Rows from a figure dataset

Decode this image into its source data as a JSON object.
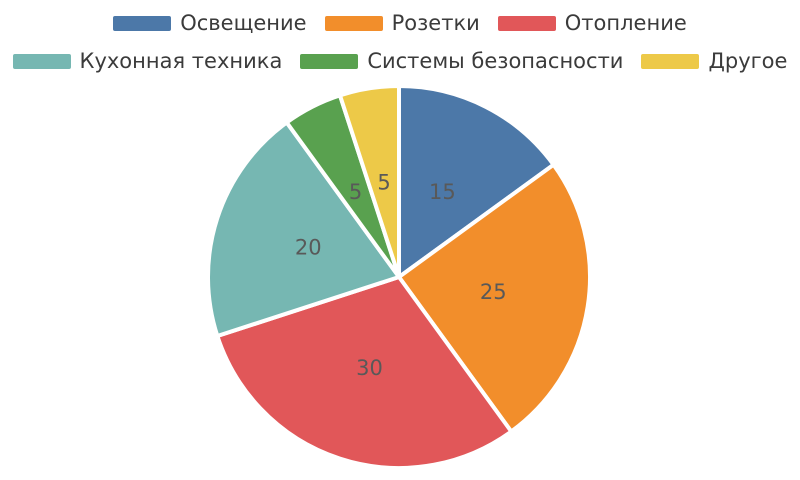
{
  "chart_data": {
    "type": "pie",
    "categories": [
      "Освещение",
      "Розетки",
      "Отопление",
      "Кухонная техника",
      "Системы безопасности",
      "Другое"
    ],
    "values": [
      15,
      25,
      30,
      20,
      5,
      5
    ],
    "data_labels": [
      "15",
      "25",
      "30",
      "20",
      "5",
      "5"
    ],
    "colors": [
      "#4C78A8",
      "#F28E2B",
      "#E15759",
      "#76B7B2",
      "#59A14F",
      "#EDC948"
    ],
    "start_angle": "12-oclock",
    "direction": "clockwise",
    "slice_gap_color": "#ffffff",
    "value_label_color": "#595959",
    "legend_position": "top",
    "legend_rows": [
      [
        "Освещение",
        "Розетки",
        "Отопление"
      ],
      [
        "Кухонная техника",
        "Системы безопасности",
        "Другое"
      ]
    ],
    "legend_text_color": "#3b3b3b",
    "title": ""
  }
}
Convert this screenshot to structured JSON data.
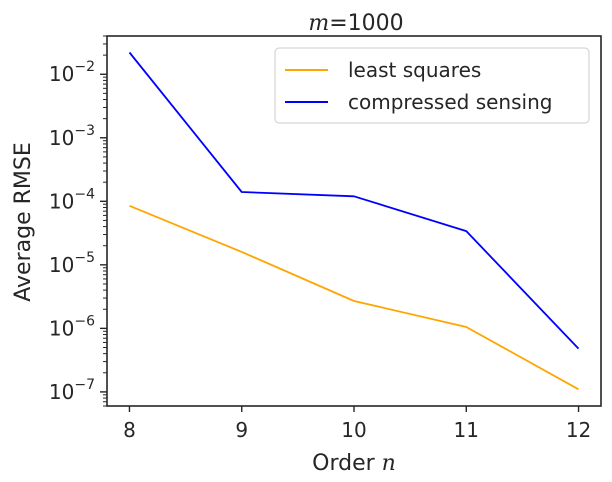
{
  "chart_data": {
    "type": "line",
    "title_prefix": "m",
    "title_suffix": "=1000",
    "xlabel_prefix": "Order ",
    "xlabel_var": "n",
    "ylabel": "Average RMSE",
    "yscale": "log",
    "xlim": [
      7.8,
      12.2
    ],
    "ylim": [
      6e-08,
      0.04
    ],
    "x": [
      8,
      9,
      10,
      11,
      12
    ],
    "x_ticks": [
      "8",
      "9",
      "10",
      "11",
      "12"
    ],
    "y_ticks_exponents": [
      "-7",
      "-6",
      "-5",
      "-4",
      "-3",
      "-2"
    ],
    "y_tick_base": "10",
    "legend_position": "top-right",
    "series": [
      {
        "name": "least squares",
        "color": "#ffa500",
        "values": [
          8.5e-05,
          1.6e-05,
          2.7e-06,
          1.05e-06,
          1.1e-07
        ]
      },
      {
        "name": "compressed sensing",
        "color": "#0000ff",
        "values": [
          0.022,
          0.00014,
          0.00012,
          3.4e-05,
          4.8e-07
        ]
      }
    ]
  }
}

--

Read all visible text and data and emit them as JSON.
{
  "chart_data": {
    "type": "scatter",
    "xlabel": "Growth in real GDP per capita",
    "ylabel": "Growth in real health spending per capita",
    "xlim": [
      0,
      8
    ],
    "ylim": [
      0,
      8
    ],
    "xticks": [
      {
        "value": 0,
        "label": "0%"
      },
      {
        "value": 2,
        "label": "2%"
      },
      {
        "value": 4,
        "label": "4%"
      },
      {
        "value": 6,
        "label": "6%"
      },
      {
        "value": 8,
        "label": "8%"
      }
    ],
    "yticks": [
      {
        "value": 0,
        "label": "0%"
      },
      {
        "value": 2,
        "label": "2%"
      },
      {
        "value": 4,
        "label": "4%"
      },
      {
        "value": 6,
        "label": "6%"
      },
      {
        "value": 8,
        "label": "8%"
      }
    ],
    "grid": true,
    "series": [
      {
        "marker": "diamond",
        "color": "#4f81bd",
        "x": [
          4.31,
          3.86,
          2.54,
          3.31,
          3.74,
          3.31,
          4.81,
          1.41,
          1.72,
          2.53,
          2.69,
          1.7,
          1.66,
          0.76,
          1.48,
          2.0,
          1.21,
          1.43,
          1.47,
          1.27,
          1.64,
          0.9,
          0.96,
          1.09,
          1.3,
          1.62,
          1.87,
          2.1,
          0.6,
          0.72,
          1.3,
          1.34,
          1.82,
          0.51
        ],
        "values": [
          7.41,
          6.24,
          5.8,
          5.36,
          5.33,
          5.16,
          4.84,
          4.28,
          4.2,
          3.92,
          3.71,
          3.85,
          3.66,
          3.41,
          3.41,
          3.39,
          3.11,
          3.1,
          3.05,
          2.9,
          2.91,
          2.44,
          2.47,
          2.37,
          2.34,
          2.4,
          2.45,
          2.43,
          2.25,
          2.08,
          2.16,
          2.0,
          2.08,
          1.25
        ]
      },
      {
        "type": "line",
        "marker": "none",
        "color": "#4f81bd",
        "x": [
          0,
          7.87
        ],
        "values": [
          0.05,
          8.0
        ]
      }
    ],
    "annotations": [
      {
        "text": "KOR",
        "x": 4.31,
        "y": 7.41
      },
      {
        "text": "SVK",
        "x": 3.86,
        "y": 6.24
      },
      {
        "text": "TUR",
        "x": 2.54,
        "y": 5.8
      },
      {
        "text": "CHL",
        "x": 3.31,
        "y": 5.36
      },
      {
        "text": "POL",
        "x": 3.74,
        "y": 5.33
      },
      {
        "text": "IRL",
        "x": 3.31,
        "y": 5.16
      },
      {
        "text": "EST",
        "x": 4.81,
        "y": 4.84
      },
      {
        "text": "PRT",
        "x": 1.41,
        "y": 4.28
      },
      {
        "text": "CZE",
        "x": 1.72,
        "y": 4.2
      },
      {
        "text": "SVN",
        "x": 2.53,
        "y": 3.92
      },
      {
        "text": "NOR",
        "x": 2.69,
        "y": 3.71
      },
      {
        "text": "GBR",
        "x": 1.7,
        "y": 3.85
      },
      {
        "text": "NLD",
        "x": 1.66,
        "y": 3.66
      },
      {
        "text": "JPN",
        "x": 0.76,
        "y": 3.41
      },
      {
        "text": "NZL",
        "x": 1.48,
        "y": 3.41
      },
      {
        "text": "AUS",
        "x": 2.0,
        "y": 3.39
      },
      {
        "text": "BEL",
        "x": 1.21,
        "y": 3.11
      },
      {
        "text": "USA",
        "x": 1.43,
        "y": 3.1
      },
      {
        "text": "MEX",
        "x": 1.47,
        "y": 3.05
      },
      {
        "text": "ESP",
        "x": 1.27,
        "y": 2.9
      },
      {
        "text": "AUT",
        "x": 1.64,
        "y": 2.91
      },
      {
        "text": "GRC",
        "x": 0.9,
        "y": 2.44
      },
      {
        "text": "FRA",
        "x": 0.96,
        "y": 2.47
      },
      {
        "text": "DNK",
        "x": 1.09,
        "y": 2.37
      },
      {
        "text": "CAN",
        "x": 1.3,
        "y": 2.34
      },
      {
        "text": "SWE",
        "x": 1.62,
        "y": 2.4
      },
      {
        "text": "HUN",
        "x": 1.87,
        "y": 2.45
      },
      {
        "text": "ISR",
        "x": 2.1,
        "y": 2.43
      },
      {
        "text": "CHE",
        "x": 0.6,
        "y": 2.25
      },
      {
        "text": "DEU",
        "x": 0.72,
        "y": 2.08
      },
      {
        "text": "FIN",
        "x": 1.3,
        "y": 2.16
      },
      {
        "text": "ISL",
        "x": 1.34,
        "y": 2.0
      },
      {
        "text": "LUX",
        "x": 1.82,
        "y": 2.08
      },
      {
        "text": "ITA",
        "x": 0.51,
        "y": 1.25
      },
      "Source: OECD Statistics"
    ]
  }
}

[WORK TO DO] In the records above, how many lines contain the word "Growth"? Give the number alone.

[RESULT] 2